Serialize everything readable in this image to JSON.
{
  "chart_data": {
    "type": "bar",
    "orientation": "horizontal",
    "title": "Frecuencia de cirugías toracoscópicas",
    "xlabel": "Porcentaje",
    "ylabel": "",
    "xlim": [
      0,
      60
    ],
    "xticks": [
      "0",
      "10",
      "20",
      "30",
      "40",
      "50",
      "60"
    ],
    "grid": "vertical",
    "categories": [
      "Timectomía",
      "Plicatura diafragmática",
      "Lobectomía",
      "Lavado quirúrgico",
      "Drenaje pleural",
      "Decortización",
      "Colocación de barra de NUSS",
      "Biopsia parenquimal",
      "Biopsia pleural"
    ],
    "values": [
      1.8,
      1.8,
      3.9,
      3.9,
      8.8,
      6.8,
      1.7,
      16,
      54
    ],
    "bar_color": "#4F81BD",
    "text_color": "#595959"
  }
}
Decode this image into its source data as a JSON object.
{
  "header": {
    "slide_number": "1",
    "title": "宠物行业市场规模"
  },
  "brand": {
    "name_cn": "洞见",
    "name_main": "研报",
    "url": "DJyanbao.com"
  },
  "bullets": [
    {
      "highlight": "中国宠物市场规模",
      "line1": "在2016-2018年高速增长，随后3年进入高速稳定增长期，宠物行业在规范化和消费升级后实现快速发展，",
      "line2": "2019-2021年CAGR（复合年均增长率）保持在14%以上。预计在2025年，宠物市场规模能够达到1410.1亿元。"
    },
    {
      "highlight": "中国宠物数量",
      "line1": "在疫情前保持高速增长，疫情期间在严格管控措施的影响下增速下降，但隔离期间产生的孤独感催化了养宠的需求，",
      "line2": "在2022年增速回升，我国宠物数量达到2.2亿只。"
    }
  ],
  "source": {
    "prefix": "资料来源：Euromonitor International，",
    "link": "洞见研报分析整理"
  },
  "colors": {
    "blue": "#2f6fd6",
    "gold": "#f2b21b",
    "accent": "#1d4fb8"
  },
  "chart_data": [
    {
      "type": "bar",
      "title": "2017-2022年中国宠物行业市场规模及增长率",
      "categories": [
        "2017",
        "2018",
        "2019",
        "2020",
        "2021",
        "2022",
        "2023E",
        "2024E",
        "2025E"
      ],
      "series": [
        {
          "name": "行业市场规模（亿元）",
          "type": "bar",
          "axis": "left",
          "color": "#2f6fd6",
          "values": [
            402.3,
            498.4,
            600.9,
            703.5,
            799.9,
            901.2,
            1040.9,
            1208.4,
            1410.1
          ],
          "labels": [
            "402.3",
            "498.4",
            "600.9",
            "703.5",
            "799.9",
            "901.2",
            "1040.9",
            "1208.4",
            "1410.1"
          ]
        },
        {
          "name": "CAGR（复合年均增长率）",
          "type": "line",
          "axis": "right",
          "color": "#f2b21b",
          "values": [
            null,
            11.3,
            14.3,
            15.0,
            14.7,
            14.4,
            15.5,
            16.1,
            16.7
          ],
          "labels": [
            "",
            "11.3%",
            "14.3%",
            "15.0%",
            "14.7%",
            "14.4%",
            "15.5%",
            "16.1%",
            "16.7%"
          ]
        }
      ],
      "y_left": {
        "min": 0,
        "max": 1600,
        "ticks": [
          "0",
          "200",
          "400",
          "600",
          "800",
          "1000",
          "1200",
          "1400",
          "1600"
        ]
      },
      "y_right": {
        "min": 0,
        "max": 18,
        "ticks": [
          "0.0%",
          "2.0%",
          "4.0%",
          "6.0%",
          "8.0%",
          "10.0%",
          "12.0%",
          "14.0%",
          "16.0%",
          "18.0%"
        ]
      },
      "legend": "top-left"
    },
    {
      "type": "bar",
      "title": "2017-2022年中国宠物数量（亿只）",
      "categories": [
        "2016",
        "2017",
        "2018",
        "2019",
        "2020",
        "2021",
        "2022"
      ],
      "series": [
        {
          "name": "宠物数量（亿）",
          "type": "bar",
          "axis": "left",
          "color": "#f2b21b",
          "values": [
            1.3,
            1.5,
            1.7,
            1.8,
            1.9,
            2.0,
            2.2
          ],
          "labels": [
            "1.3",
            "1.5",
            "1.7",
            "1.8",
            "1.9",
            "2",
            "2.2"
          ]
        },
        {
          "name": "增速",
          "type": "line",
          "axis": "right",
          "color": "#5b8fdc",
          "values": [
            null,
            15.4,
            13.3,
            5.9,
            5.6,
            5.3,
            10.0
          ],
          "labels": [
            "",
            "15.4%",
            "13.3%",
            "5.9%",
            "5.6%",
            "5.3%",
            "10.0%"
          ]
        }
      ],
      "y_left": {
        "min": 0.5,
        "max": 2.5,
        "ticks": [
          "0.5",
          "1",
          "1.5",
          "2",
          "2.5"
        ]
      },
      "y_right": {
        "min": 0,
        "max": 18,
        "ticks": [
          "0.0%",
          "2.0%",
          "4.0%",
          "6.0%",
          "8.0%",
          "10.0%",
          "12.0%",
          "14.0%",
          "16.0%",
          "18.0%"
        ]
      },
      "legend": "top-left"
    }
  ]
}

◇ ◇ ◇ ◇ ◇

TASK PROMPT: Pick out the lines containing the string "image" and show them.

REPLY:
Serialize everything readable in this image to JSON.
Decode this image into its source data as a JSON object.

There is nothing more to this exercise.